What you need to do: Copy each line holding the string "elements".

Data provided:

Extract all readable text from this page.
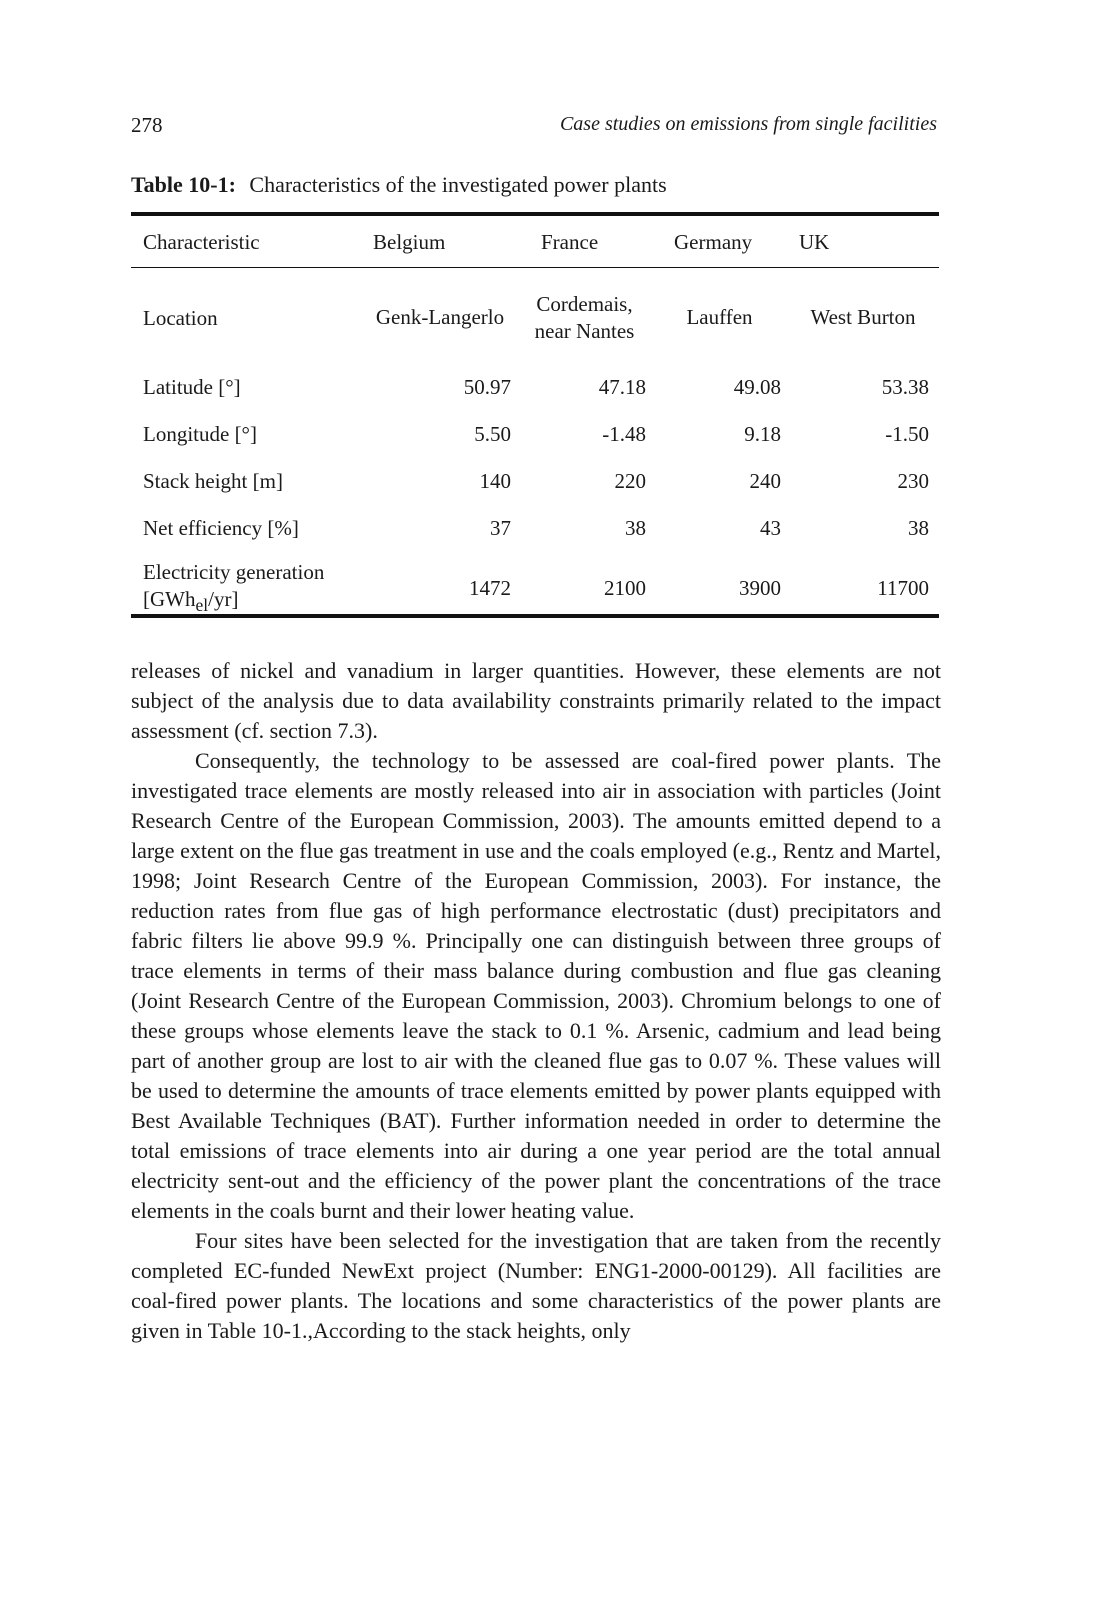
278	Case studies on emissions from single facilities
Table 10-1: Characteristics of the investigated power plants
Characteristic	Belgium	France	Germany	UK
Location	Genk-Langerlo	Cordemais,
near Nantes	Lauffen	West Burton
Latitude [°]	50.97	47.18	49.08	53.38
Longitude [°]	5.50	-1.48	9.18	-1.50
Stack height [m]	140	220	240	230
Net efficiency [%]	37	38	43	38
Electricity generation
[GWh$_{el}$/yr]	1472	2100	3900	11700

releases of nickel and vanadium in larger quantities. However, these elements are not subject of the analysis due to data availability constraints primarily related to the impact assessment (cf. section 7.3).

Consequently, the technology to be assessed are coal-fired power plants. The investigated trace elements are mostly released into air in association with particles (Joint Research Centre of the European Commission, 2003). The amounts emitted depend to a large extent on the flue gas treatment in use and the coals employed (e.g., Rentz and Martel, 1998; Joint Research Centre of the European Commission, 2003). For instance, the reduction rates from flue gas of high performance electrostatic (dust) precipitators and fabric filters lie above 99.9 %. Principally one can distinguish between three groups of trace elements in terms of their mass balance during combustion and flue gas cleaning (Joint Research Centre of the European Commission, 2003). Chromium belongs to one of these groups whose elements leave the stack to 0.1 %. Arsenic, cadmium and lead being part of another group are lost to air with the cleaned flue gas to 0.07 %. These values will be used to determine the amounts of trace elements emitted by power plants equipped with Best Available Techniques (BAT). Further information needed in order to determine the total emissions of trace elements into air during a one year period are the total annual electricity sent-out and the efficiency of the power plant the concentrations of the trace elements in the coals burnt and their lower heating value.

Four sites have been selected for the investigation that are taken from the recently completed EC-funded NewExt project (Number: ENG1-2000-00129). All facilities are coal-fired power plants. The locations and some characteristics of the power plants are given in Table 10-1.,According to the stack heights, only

---

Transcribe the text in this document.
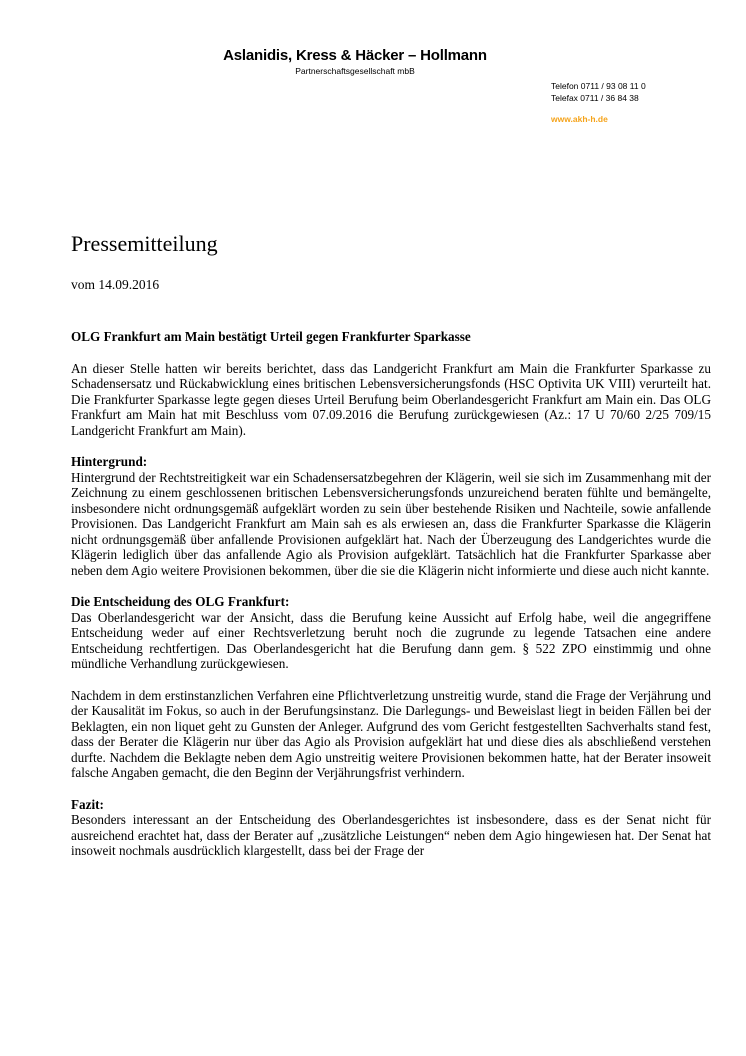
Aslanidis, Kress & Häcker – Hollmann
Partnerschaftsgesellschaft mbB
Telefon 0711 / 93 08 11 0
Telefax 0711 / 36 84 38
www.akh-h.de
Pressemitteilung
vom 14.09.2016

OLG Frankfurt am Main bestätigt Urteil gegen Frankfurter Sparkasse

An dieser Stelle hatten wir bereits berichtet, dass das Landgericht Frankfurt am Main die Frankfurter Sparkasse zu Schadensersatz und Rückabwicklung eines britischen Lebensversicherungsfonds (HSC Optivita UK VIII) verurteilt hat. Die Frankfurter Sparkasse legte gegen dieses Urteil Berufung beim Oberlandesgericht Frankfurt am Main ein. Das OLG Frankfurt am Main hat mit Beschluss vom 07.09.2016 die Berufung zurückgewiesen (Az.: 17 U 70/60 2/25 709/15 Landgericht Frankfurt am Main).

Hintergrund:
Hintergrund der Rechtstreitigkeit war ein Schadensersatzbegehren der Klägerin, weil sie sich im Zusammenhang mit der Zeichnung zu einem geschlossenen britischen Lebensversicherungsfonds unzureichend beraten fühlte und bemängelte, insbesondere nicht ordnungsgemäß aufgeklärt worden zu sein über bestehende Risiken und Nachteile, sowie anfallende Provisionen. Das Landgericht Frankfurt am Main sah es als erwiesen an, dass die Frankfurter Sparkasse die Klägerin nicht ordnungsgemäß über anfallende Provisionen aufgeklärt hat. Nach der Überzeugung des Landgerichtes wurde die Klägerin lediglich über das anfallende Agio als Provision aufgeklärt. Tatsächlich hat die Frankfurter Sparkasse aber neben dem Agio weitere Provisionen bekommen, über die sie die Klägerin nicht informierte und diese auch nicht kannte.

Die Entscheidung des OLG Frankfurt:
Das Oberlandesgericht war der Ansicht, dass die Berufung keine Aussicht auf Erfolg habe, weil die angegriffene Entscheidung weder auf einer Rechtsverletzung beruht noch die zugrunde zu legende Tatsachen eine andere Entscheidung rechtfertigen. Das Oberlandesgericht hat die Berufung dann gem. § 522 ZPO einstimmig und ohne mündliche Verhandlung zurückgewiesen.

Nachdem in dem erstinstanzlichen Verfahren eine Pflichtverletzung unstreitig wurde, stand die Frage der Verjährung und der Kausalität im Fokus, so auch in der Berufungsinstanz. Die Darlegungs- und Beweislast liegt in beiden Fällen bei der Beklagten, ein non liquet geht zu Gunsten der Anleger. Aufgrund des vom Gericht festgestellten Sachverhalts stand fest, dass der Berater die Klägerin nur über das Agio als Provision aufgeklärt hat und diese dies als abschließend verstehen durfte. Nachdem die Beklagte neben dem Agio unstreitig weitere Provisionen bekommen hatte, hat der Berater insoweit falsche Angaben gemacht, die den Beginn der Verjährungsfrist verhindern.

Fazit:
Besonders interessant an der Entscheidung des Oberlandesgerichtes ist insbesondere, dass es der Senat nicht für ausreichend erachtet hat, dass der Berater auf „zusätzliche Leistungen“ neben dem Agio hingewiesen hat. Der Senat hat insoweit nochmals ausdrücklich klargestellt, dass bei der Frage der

Full answer:
releases of nickel and vanadium in larger quantities. However, these elements are not subject of the analysis due to data availability constraints primarily related to the impact assessment (cf. section 7.3).
Consequently, the technology to be assessed are coal-fired power plants. The investigated trace elements are mostly released into air in association with particles (Joint Research Centre of the European Commission, 2003). The amounts emitted depend to a large extent on the flue gas treatment in use and the coals employed (e.g., Rentz and Martel, 1998; Joint Research Centre of the European Commission, 2003). For instance, the reduction rates from flue gas of high performance electrostatic (dust) precipitators and fabric filters lie above 99.9 %. Principally one can distinguish between three groups of trace elements in terms of their mass balance during combustion and flue gas cleaning (Joint Research Centre of the European Commission, 2003). Chromium belongs to one of these groups whose elements leave the stack to 0.1 %. Arsenic, cadmium and lead being part of another group are lost to air with the cleaned flue gas to 0.07 %. These values will be used to determine the amounts of trace elements emitted by power plants equipped with Best Available Techniques (BAT). Further information needed in order to determine the total emissions of trace elements into air during a one year period are the total annual electricity sent-out and the efficiency of the power plant the concentrations of the trace elements in the coals burnt and their lower heating value.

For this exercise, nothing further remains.